* **Work to be completed**: Down to the last line, copy the records below without any change.

* **Entries shown**:

Content starts

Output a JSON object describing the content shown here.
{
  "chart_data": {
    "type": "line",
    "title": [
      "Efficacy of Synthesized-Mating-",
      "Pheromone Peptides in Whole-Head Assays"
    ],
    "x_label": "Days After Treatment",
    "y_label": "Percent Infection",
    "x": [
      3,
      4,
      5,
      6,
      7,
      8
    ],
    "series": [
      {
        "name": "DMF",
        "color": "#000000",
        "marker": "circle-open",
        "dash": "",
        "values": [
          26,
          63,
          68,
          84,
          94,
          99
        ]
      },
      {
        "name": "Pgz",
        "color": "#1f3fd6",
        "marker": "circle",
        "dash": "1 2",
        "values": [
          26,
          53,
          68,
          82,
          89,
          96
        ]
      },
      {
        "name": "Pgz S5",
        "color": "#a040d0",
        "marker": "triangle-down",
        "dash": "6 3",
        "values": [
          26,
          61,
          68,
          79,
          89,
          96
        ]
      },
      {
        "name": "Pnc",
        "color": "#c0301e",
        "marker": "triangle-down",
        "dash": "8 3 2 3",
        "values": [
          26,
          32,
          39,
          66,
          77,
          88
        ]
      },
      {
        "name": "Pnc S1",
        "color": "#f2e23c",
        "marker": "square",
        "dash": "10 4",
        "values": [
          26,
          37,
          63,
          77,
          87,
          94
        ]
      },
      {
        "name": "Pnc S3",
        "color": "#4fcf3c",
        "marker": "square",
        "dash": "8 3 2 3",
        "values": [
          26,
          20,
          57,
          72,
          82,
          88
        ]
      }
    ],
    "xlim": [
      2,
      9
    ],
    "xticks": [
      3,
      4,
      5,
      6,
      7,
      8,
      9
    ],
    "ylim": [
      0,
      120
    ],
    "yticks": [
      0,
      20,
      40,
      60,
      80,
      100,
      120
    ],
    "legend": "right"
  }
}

Content ends

* **Solved exercise**:
Output a JSON object describing the content shown here.
{
  "chart_data": {
    "type": "line",
    "title": [
      "Efficacy of Synthesized-Mating-",
      "Pheromone Peptides in Whole-Head Assays"
    ],
    "x_label": "Days After Treatment",
    "y_label": "Percent Infection",
    "x": [
      3,
      4,
      5,
      6,
      7,
      8
    ],
    "series": [
      {
        "name": "DMF",
        "color": "#000000",
        "marker": "circle-open",
        "dash": "",
        "values": [
          26,
          63,
          68,
          84,
          94,
          99
        ]
      },
      {
        "name": "Pgz",
        "color": "#1f3fd6",
        "marker": "circle",
        "dash": "1 2",
        "values": [
          26,
          53,
          68,
          82,
          89,
          96
        ]
      },
      {
        "name": "Pgz S5",
        "color": "#a040d0",
        "marker": "triangle-down",
        "dash": "6 3",
        "values": [
          26,
          61,
          68,
          79,
          89,
          96
        ]
      },
      {
        "name": "Pnc",
        "color": "#c0301e",
        "marker": "triangle-down",
        "dash": "8 3 2 3",
        "values": [
          26,
          32,
          39,
          66,
          77,
          88
        ]
      },
      {
        "name": "Pnc S1",
        "color": "#f2e23c",
        "marker": "square",
        "dash": "10 4",
        "values": [
          26,
          37,
          63,
          77,
          87,
          94
        ]
      },
      {
        "name": "Pnc S3",
        "color": "#4fcf3c",
        "marker": "square",
        "dash": "8 3 2 3",
        "values": [
          26,
          20,
          57,
          72,
          82,
          88
        ]
      }
    ],
    "xlim": [
      2,
      9
    ],
    "xticks": [
      3,
      4,
      5,
      6,
      7,
      8,
      9
    ],
    "ylim": [
      0,
      120
    ],
    "yticks": [
      0,
      20,
      40,
      60,
      80,
      100,
      120
    ],
    "legend": "right"
  }
}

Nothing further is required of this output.